**Goal**
Locate each line with the string "image" in the listing below and copy it.

**Input rows**
◆ ◆ ◆ ◆ ◆ ◆ ◆

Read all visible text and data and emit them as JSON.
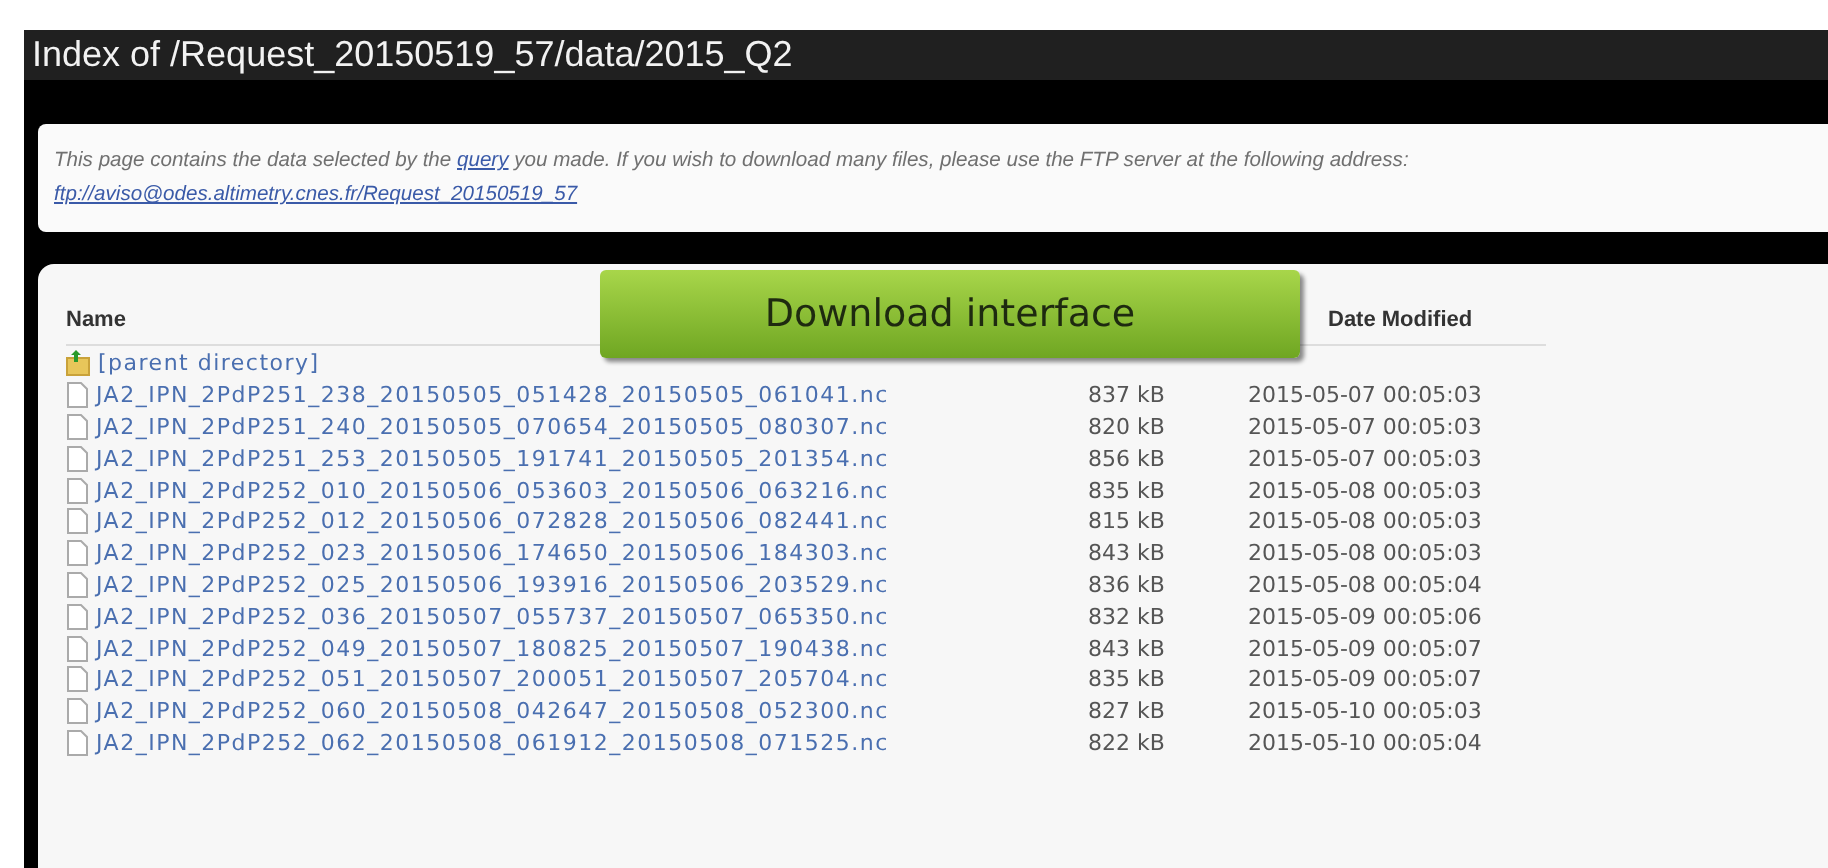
{
  "window": {
    "title": "Index of /Request_20150519_57/data/2015_Q2"
  },
  "notice": {
    "before": "This page contains the data selected by the ",
    "link": "query",
    "middle": " you made. If you wish to download many files, please use the FTP server at the following address: ",
    "address": "ftp://aviso@odes.altimetry.cnes.fr/Request_20150519_57"
  },
  "overlay": {
    "label": "Download interface"
  },
  "table": {
    "columns": [
      "Name",
      "Date Modified"
    ],
    "parent": {
      "label": "[parent directory]"
    },
    "rows": [
      {
        "name": "JA2_IPN_2PdP251_238_20150505_051428_20150505_061041.nc",
        "size": "837 kB",
        "date": "2015-05-07 00:05:03"
      },
      {
        "name": "JA2_IPN_2PdP251_240_20150505_070654_20150505_080307.nc",
        "size": "820 kB",
        "date": "2015-05-07 00:05:03"
      },
      {
        "name": "JA2_IPN_2PdP251_253_20150505_191741_20150505_201354.nc",
        "size": "856 kB",
        "date": "2015-05-07 00:05:03"
      },
      {
        "name": "JA2_IPN_2PdP252_010_20150506_053603_20150506_063216.nc",
        "size": "835 kB",
        "date": "2015-05-08 00:05:03"
      },
      {
        "name": "JA2_IPN_2PdP252_012_20150506_072828_20150506_082441.nc",
        "size": "815 kB",
        "date": "2015-05-08 00:05:03"
      },
      {
        "name": "JA2_IPN_2PdP252_023_20150506_174650_20150506_184303.nc",
        "size": "843 kB",
        "date": "2015-05-08 00:05:03"
      },
      {
        "name": "JA2_IPN_2PdP252_025_20150506_193916_20150506_203529.nc",
        "size": "836 kB",
        "date": "2015-05-08 00:05:04"
      },
      {
        "name": "JA2_IPN_2PdP252_036_20150507_055737_20150507_065350.nc",
        "size": "832 kB",
        "date": "2015-05-09 00:05:06"
      },
      {
        "name": "JA2_IPN_2PdP252_049_20150507_180825_20150507_190438.nc",
        "size": "843 kB",
        "date": "2015-05-09 00:05:07"
      },
      {
        "name": "JA2_IPN_2PdP252_051_20150507_200051_20150507_205704.nc",
        "size": "835 kB",
        "date": "2015-05-09 00:05:07"
      },
      {
        "name": "JA2_IPN_2PdP252_060_20150508_042647_20150508_052300.nc",
        "size": "827 kB",
        "date": "2015-05-10 00:05:03"
      },
      {
        "name": "JA2_IPN_2PdP252_062_20150508_061912_20150508_071525.nc",
        "size": "822 kB",
        "date": "2015-05-10 00:05:04"
      }
    ]
  }
}
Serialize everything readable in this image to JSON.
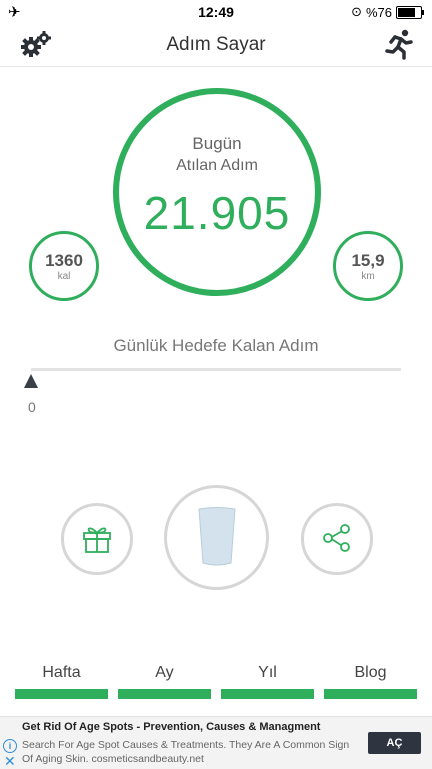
{
  "status_bar": {
    "time": "12:49",
    "battery_text": "%76",
    "battery_level": 0.76
  },
  "header": {
    "title": "Adım Sayar",
    "left_icon": "gear-icon",
    "right_icon": "running-icon"
  },
  "today": {
    "line1": "Bugün",
    "line2": "Atılan Adım",
    "steps": "21.905"
  },
  "calories": {
    "value": "1360",
    "unit": "kal"
  },
  "distance": {
    "value": "15,9",
    "unit": "km"
  },
  "goal": {
    "label": "Günlük Hedefe Kalan Adım",
    "remaining": "0",
    "progress": 0
  },
  "actions": {
    "left_icon": "gift-icon",
    "center_icon": "water-glass-icon",
    "right_icon": "share-icon"
  },
  "tabs": [
    {
      "label": "Hafta"
    },
    {
      "label": "Ay"
    },
    {
      "label": "Yıl"
    },
    {
      "label": "Blog"
    }
  ],
  "ad": {
    "title": "Get Rid Of Age Spots - Prevention, Causes & Managment",
    "body": "Search For Age Spot Causes & Treatments. They Are A Common Sign Of Aging Skin. cosmeticsandbeauty.net",
    "cta": "AÇ"
  },
  "colors": {
    "accent": "#2fae5c",
    "ring_gray": "#d6d6d6"
  }
}
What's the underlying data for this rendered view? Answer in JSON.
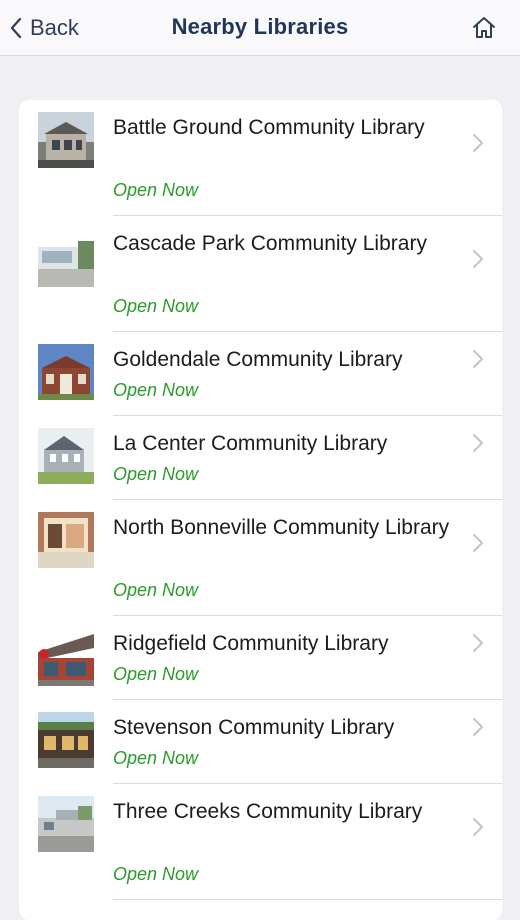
{
  "nav": {
    "back_label": "Back",
    "title": "Nearby Libraries"
  },
  "libraries": [
    {
      "name": "Battle Ground Community Library",
      "status": "Open Now",
      "thumb": "library-photo"
    },
    {
      "name": "Cascade Park Community Library",
      "status": "Open Now",
      "thumb": "library-photo"
    },
    {
      "name": "Goldendale Community Library",
      "status": "Open Now",
      "thumb": "library-photo"
    },
    {
      "name": "La Center Community Library",
      "status": "Open Now",
      "thumb": "library-photo"
    },
    {
      "name": "North Bonneville Community Library",
      "status": "Open Now",
      "thumb": "library-photo"
    },
    {
      "name": "Ridgefield Community Library",
      "status": "Open Now",
      "thumb": "library-photo"
    },
    {
      "name": "Stevenson Community Library",
      "status": "Open Now",
      "thumb": "library-photo"
    },
    {
      "name": "Three Creeks Community Library",
      "status": "Open Now",
      "thumb": "library-photo"
    }
  ],
  "colors": {
    "status_open": "#2a9a2a",
    "title": "#1f3656",
    "background": "#efeff4"
  }
}
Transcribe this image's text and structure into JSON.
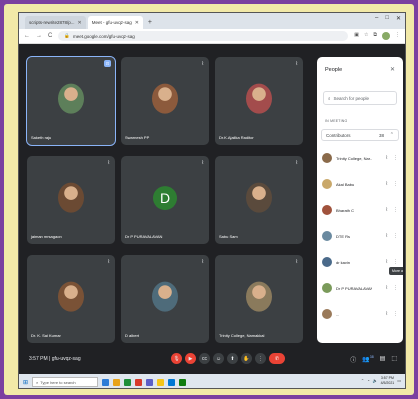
{
  "browser": {
    "tabs": [
      {
        "label": "scripts-rewrite2878/p..."
      },
      {
        "label": "Meet - gfu-uvqz-sag"
      }
    ],
    "new_tab": "+",
    "window_controls": [
      "–",
      "□",
      "✕"
    ],
    "nav": [
      "←",
      "→",
      "C"
    ],
    "url": "meet.google.com/gfu-uvqz-sag"
  },
  "tiles": [
    {
      "name": "Saketh raju",
      "speaking": true,
      "pinned": true,
      "kind": "photo",
      "color": "#5d7f5a"
    },
    {
      "name": "Swarnesh PP",
      "kind": "photo",
      "color": "#8c5a3c"
    },
    {
      "name": "Dr.K.Ajailka Raditor",
      "kind": "photo",
      "color": "#a34c4c"
    },
    {
      "name": "jaiman mrsagaon",
      "kind": "photo",
      "color": "#6b4a33"
    },
    {
      "name": "Dr P PURAVALAVAN",
      "kind": "letter",
      "letter": "D"
    },
    {
      "name": "Sabu Sam",
      "kind": "photo",
      "color": "#5a4a3c"
    },
    {
      "name": "Dr. K. Sai Kumar",
      "kind": "photo",
      "color": "#7a5236"
    },
    {
      "name": "D albert",
      "kind": "photo",
      "color": "#4e6b7a"
    },
    {
      "name": "Trinity College, Namakkal",
      "kind": "photo",
      "color": "#8a7a5c"
    }
  ],
  "panel": {
    "title": "People",
    "search_placeholder": "Search for people",
    "section_caption": "IN MEETING",
    "group_label": "Contributors",
    "group_count": "38",
    "tooltip": "More actions",
    "people": [
      {
        "name": "Trinity College, Nar...(You)"
      },
      {
        "name": "Akal Babu"
      },
      {
        "name": "Bharath C"
      },
      {
        "name": "DTE Rs"
      },
      {
        "name": "dr kavin"
      },
      {
        "name": "Dr P PURAVALAVAN"
      },
      {
        "name": "..."
      }
    ]
  },
  "controls": {
    "time": "3:57 PM",
    "separator": "|",
    "meeting_code": "gfu-uvqz-sag",
    "icons": [
      "mic-icon",
      "camera-icon",
      "captions-icon",
      "emoji-icon",
      "present-icon",
      "raise-hand-icon",
      "more-icon"
    ],
    "right_icons": [
      "info-icon",
      "people-icon",
      "chat-icon",
      "activities-icon"
    ],
    "people_count": "38"
  },
  "taskbar": {
    "search_placeholder": "Type here to search",
    "time": "3:57 PM",
    "date": "4/5/2021",
    "app_colors": [
      "#2d7cd6",
      "#e8a31a",
      "#1f8f3a",
      "#d83b2b",
      "#5b5fc7",
      "#f5c518",
      "#0078d4",
      "#107c10"
    ]
  }
}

◆ ◆ ◆ ◆ ◆ ◆ ◆

**Result for this task**
Serialize everything readable in this image to JSON.
Transcribe this image's text and structure into JSON.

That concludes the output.